*Written instruction*.
Return all entries precisely as they stand, without the images.

*Task inputs*.
########
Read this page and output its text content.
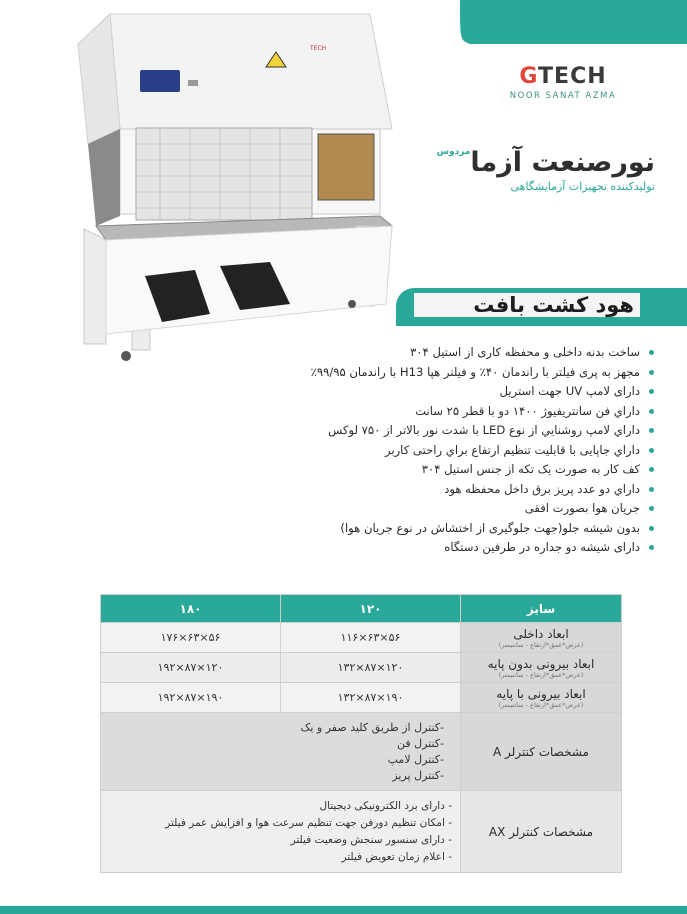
TECH
GTECH
NOOR SANAT AZMA
نورصنعت آزما$^{مردوس}$
تولیدکننده تجهیزات آزمایشگاهی
هود کشت بافت
ساخت بدنه داخلی و محفظه کاری از استیل ۳۰۴
مجهز به پری فیلتر با راندمان ۴۰٪ و فیلتر هپا H13 با راندمان ۹۹/۹۵٪
دارای لامپ UV جهت استریل
داراي فن سانتریفیوژ ۱۴۰۰ دو با قطر ۲۵ سانت
داراي لامپ روشنايي از نوع LED با شدت نور بالاتر از ۷۵۰ لوکس
داراي جاپایی با قابلیت تنظیم ارتفاع براي راحتی کاربر
کف کار به صورت یک تکه از جنس استیل ۳۰۴
داراي دو عدد پریز برق داخل محفظه هود
جریان هوا بصورت افقی
بدون شیشه جلو(جهت جلوگیری از اختشاش در نوع جریان هوا)
دارای شیشه دو جداره در طرفین دستگاه
سایز	۱۲۰	۱۸۰

ابعاد داخلی
(عرض*عمق*ارتفاع - سانتیمتر)	۵۶×۶۳×۱۱۶	۵۶×۶۳×۱۷۶

ابعاد بیرونی بدون پایه
(عرض*عمق*ارتفاع - سانتیمتر)	۱۲۰×۸۷×۱۳۲	۱۲۰×۸۷×۱۹۲

ابعاد بیرونی با پایه
(عرض*عمق*ارتفاع - سانتیمتر)	۱۹۰×۸۷×۱۳۲	۱۹۰×۸۷×۱۹۲

مشخصات کنترلر A	-کنترل از طریق کلید صفر و یک
-کنترل فن
-کنترل لامپ
-کنترل پریز	

مشخصات کنترلر AX	- دارای برد الکترونیکی دیجیتال
- امکان تنظیم دورفن جهت تنظیم سرعت هوا و افزایش عمر فیلتر
- دارای سنسور سنجش وضعیت فیلتر
- اعلام زمان تعویض فیلتر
########
*Output*.
Read this page and output its text content.
TECH
GTECH
NOOR SANAT AZMA
نورصنعت آزما$^{مردوس}$
تولیدکننده تجهیزات آزمایشگاهی
هود کشت بافت
ساخت بدنه داخلی و محفظه کاری از استیل ۳۰۴
مجهز به پری فیلتر با راندمان ۴۰٪ و فیلتر هپا H13 با راندمان ۹۹/۹۵٪
دارای لامپ UV جهت استریل
داراي فن سانتریفیوژ ۱۴۰۰ دو با قطر ۲۵ سانت
داراي لامپ روشنايي از نوع LED با شدت نور بالاتر از ۷۵۰ لوکس
داراي جاپایی با قابلیت تنظیم ارتفاع براي راحتی کاربر
کف کار به صورت یک تکه از جنس استیل ۳۰۴
داراي دو عدد پریز برق داخل محفظه هود
جریان هوا بصورت افقی
بدون شیشه جلو(جهت جلوگیری از اختشاش در نوع جریان هوا)
دارای شیشه دو جداره در طرفین دستگاه
سایز	۱۲۰	۱۸۰

ابعاد داخلی
(عرض*عمق*ارتفاع - سانتیمتر)	۵۶×۶۳×۱۱۶	۵۶×۶۳×۱۷۶

ابعاد بیرونی بدون پایه
(عرض*عمق*ارتفاع - سانتیمتر)	۱۲۰×۸۷×۱۳۲	۱۲۰×۸۷×۱۹۲

ابعاد بیرونی با پایه
(عرض*عمق*ارتفاع - سانتیمتر)	۱۹۰×۸۷×۱۳۲	۱۹۰×۸۷×۱۹۲

مشخصات کنترلر A	-کنترل از طریق کلید صفر و یک
-کنترل فن
-کنترل لامپ
-کنترل پریز	

مشخصات کنترلر AX	- دارای برد الکترونیکی دیجیتال
- امکان تنظیم دورفن جهت تنظیم سرعت هوا و افزایش عمر فیلتر
- دارای سنسور سنجش وضعیت فیلتر
- اعلام زمان تعویض فیلتر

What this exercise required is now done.